■ Short task: Look through the lines of the material and count those containing "title". Give that count alone.

■ Figure record extracts:
· · · ·
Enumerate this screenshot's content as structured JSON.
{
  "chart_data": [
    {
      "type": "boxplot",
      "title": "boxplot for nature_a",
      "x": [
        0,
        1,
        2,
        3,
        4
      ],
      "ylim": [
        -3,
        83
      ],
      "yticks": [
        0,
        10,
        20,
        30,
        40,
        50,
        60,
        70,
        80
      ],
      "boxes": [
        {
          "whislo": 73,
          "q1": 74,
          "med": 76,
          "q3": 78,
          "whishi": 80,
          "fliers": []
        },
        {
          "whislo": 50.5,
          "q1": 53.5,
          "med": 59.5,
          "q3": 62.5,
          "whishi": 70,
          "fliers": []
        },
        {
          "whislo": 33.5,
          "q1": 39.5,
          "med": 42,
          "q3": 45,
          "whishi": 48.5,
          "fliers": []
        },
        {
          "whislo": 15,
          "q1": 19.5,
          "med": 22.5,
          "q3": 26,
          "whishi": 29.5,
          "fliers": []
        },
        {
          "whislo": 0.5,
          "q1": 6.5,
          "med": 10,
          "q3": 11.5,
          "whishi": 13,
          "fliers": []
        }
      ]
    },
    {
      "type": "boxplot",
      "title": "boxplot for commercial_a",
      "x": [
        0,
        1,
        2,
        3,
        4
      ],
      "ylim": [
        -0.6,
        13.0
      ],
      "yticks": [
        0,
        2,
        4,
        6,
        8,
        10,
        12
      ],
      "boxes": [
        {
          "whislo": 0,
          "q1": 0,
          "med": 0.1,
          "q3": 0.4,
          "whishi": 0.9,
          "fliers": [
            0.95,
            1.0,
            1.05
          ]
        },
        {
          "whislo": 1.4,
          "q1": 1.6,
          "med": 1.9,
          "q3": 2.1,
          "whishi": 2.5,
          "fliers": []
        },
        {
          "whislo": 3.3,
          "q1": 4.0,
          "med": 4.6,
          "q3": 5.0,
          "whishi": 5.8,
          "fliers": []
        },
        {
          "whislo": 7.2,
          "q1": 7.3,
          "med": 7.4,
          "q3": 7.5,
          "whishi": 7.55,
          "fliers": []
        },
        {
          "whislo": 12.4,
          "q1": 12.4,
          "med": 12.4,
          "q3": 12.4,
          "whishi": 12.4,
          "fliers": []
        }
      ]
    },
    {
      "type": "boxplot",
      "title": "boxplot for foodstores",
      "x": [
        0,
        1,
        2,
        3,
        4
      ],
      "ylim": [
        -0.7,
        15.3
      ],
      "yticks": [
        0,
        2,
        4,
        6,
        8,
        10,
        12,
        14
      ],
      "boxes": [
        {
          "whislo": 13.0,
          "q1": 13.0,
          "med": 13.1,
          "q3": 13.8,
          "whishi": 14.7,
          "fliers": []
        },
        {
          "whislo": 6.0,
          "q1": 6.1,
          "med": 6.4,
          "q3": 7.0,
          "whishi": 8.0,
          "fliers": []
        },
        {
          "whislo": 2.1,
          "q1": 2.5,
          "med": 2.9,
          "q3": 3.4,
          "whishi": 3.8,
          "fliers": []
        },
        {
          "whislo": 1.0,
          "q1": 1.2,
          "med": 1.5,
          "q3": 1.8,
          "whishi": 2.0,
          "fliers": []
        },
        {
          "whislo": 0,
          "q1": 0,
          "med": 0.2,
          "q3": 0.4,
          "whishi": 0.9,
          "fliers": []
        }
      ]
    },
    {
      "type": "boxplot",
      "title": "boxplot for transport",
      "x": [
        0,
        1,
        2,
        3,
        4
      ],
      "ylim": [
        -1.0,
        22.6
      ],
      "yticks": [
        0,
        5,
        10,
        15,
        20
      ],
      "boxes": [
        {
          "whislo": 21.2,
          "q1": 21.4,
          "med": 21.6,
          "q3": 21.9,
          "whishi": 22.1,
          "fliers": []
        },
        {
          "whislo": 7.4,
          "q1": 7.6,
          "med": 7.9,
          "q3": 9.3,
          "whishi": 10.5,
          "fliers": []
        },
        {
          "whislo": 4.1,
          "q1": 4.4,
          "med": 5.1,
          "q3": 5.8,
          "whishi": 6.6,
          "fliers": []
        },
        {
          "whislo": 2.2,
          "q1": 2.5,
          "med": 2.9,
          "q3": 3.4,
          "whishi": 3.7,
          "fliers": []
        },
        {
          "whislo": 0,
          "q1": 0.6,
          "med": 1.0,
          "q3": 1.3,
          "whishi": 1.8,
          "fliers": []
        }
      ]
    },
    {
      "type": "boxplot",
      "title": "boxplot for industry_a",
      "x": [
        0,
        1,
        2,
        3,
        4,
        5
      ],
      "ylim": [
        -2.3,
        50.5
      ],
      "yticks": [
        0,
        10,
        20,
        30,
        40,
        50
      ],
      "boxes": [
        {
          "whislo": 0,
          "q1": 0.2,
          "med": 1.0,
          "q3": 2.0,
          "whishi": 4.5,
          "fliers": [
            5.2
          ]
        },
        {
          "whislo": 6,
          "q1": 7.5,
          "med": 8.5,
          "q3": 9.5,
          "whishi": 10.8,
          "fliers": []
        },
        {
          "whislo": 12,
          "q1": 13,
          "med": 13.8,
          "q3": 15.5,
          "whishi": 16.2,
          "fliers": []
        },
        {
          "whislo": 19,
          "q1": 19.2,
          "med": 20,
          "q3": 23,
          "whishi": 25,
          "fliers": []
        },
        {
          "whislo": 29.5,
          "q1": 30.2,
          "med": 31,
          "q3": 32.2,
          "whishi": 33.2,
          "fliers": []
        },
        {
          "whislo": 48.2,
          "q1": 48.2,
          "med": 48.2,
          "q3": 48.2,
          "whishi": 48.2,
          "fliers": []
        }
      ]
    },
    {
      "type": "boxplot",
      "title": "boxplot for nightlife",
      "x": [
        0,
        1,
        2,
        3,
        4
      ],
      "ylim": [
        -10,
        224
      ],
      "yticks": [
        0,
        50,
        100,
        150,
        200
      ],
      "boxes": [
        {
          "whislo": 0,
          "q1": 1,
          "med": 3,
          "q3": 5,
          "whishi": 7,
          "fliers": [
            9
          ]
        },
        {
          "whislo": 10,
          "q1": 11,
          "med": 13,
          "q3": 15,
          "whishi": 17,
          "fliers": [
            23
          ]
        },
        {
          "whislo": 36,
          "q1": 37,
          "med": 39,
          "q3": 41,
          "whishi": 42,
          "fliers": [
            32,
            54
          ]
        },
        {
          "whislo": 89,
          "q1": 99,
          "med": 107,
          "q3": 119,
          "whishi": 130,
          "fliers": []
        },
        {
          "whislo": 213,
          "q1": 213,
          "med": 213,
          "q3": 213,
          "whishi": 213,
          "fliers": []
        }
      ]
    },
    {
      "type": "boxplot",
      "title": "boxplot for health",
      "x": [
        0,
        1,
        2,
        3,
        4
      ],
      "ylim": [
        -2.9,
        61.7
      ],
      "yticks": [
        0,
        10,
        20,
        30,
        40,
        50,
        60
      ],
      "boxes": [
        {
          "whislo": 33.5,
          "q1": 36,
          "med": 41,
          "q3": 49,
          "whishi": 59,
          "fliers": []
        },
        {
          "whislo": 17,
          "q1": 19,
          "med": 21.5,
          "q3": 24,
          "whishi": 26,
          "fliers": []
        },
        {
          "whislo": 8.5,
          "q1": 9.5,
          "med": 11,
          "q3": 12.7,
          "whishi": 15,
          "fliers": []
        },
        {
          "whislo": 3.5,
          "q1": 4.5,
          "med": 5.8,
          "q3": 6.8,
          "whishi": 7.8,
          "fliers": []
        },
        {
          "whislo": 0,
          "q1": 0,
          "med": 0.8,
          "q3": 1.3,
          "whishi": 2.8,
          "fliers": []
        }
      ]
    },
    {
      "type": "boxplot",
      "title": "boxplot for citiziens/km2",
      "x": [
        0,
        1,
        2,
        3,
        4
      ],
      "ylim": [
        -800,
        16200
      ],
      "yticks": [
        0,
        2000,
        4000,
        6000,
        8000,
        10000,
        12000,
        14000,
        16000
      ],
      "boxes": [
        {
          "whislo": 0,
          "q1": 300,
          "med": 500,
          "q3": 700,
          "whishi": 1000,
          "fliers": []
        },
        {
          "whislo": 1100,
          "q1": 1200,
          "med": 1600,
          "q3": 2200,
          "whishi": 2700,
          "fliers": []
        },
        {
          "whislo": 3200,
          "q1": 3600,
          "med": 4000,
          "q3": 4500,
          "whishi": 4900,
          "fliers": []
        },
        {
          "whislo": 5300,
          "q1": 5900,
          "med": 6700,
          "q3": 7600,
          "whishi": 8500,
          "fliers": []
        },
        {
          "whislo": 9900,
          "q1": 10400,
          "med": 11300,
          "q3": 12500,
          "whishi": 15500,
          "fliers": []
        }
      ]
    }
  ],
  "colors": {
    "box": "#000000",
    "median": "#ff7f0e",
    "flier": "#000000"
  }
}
· · · ·
■ Written solution: 8